─── Material for this task

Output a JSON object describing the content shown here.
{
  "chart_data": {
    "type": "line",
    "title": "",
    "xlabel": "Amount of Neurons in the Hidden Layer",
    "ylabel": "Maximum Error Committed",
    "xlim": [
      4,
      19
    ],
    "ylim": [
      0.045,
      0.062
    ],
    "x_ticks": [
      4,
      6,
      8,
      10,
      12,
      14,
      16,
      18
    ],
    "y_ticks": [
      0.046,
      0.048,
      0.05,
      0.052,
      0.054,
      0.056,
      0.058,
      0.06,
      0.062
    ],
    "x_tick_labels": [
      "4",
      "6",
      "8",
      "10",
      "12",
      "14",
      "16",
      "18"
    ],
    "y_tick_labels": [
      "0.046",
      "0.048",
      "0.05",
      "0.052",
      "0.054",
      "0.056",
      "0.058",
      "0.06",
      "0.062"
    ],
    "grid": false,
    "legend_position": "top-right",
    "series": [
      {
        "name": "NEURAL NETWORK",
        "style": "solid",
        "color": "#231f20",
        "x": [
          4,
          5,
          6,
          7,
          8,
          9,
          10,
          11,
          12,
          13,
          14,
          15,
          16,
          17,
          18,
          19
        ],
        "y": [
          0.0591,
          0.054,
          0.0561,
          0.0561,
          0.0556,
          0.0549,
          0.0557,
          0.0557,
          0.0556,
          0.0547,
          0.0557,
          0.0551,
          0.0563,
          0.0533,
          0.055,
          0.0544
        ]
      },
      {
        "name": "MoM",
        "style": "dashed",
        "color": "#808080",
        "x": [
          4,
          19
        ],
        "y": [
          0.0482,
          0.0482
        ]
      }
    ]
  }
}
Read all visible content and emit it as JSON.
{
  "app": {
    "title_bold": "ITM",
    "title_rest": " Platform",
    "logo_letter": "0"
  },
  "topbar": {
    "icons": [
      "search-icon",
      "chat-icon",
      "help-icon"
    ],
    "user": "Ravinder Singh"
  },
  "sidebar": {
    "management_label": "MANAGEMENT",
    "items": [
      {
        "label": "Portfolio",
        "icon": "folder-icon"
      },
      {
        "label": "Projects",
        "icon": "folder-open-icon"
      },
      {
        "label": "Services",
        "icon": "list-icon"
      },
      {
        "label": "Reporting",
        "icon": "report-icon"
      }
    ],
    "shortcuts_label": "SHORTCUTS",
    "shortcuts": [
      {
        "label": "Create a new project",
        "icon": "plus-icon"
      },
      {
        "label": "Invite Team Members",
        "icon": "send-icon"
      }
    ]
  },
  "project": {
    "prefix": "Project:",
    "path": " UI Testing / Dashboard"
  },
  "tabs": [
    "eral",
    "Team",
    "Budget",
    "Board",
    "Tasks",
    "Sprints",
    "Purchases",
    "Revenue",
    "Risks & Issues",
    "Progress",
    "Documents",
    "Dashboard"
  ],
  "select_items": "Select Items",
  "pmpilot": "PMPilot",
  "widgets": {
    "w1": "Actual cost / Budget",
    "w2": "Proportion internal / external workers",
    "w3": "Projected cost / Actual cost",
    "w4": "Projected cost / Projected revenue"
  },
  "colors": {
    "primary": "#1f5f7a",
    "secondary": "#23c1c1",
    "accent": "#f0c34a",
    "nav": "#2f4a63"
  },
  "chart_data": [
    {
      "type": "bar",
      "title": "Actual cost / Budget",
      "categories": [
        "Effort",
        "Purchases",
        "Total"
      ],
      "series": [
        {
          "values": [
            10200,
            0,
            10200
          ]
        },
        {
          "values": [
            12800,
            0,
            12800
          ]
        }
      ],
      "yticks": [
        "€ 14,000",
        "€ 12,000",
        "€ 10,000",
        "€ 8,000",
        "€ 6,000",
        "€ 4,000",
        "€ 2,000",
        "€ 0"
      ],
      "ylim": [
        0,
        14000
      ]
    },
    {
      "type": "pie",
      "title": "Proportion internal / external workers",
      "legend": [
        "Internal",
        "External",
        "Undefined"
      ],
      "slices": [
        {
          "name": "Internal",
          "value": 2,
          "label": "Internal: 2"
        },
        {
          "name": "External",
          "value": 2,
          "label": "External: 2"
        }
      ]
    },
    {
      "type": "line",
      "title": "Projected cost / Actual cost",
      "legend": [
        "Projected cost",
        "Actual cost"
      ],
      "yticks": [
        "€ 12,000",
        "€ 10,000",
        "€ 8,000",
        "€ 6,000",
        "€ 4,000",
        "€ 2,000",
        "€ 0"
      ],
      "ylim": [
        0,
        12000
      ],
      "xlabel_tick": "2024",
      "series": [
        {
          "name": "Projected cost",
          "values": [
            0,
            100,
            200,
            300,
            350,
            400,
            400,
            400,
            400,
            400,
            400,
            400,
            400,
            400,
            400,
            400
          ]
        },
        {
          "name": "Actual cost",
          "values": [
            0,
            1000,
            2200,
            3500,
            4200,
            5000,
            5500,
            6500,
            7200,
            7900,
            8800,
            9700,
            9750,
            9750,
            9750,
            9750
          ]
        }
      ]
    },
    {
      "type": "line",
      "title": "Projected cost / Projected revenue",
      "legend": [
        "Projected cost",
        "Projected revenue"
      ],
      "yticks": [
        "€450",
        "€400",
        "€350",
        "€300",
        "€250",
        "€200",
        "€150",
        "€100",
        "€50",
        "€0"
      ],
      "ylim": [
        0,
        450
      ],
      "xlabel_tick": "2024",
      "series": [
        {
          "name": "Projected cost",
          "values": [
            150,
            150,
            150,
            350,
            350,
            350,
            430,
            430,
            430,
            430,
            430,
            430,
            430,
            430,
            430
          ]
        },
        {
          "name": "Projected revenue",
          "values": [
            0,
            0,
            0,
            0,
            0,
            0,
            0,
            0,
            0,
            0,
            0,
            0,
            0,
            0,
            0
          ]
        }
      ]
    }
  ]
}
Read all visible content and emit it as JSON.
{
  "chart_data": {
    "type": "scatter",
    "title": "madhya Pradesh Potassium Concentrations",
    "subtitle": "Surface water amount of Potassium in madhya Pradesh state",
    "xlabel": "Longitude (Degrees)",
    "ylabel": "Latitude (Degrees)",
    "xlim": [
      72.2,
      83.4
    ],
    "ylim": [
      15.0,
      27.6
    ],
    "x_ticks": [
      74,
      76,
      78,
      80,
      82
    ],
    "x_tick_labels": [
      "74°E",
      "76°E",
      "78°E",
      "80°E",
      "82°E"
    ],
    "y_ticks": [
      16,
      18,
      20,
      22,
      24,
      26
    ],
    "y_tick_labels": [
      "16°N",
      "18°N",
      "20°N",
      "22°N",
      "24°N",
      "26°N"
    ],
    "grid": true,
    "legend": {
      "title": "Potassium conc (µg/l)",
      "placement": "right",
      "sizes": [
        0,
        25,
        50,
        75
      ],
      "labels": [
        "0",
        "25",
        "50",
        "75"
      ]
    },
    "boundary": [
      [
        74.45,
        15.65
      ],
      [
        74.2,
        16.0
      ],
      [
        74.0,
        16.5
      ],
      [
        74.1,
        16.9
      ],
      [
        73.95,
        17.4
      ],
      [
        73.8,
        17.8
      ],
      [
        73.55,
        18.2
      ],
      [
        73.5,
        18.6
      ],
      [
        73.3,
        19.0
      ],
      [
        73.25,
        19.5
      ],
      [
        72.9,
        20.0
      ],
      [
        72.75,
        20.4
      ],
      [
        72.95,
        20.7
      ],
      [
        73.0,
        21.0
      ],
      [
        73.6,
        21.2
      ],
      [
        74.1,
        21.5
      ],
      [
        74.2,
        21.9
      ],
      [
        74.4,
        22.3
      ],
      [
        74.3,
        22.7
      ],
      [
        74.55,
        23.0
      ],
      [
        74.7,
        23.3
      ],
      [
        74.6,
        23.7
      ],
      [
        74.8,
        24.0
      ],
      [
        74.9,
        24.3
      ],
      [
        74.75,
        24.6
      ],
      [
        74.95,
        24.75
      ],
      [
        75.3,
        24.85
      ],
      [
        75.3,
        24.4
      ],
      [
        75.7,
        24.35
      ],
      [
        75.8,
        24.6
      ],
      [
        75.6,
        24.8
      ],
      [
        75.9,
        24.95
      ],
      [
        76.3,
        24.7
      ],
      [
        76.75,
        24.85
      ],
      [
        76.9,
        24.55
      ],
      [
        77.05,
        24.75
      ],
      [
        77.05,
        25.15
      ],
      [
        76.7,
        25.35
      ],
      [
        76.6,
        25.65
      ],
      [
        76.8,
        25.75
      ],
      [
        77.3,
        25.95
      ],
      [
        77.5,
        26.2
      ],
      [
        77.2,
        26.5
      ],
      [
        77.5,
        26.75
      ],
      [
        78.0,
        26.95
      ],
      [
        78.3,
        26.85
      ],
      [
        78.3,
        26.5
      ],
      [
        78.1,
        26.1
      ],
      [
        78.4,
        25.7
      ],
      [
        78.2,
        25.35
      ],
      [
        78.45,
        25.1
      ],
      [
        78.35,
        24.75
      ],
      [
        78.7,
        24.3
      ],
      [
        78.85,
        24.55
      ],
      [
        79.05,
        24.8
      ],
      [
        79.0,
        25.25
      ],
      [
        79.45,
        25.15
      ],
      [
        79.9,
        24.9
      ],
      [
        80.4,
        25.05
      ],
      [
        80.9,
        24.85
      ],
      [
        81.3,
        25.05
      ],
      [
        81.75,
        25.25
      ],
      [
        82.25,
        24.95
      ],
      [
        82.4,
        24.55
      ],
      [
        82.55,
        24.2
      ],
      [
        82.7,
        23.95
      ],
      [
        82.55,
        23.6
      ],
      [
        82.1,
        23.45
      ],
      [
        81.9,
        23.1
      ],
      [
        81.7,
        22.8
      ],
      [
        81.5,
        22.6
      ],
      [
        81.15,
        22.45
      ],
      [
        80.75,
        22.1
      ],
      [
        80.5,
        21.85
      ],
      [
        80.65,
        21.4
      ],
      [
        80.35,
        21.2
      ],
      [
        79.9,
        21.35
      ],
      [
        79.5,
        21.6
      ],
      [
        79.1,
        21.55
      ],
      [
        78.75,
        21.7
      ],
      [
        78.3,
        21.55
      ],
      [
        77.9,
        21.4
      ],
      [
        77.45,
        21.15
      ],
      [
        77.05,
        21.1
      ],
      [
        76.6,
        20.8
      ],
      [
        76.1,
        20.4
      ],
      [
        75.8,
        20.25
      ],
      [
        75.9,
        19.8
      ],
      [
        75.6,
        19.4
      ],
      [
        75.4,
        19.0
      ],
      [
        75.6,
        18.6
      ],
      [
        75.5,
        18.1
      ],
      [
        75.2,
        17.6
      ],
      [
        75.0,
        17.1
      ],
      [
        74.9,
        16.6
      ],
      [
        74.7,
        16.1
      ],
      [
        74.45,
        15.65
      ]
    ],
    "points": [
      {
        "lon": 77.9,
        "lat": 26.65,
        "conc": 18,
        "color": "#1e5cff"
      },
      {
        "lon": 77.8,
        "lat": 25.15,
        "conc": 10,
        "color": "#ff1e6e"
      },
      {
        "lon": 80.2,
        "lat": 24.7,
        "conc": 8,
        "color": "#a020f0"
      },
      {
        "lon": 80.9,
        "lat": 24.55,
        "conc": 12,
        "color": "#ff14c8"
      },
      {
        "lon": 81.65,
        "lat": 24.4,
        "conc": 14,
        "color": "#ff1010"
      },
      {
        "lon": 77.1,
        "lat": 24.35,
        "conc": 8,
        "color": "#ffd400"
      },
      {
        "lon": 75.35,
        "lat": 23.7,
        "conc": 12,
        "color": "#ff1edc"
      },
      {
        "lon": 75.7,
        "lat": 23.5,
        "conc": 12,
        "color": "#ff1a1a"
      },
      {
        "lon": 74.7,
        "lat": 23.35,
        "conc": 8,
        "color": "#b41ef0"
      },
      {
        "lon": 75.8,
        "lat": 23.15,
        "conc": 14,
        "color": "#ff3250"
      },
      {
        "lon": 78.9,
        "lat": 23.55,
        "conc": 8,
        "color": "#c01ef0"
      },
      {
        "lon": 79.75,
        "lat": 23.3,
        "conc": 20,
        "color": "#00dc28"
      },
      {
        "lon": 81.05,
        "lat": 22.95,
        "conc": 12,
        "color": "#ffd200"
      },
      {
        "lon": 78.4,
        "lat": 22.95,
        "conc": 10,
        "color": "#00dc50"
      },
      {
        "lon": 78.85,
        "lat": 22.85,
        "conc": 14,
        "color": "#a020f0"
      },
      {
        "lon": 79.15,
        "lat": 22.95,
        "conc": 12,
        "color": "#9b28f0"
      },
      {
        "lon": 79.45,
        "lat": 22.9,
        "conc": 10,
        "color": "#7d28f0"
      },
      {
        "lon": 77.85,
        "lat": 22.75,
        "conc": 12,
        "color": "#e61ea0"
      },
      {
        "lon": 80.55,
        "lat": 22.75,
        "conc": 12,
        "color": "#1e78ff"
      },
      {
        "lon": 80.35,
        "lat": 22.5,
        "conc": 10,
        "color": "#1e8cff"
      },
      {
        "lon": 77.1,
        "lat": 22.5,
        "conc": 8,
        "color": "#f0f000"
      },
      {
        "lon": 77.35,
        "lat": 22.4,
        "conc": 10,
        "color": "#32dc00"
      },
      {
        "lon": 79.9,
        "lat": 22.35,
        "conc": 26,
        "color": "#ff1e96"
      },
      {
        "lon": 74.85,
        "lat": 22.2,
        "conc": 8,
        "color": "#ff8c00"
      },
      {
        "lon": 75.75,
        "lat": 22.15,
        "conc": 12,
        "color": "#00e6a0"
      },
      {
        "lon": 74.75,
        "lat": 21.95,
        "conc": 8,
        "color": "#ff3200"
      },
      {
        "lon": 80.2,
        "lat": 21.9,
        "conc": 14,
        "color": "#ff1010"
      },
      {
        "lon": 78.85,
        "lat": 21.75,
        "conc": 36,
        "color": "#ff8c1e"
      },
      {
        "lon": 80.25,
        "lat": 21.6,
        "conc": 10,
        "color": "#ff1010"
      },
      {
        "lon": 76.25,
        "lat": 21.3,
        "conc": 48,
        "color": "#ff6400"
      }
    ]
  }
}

──────

_Work to be completed:_ Return all lines containing the word "type".

_Exercise solution:_
    "type": "line",
      "type": "bar",
      "type": "pie",
      "type": "line",
      "type": "line",
    "type": "scatter",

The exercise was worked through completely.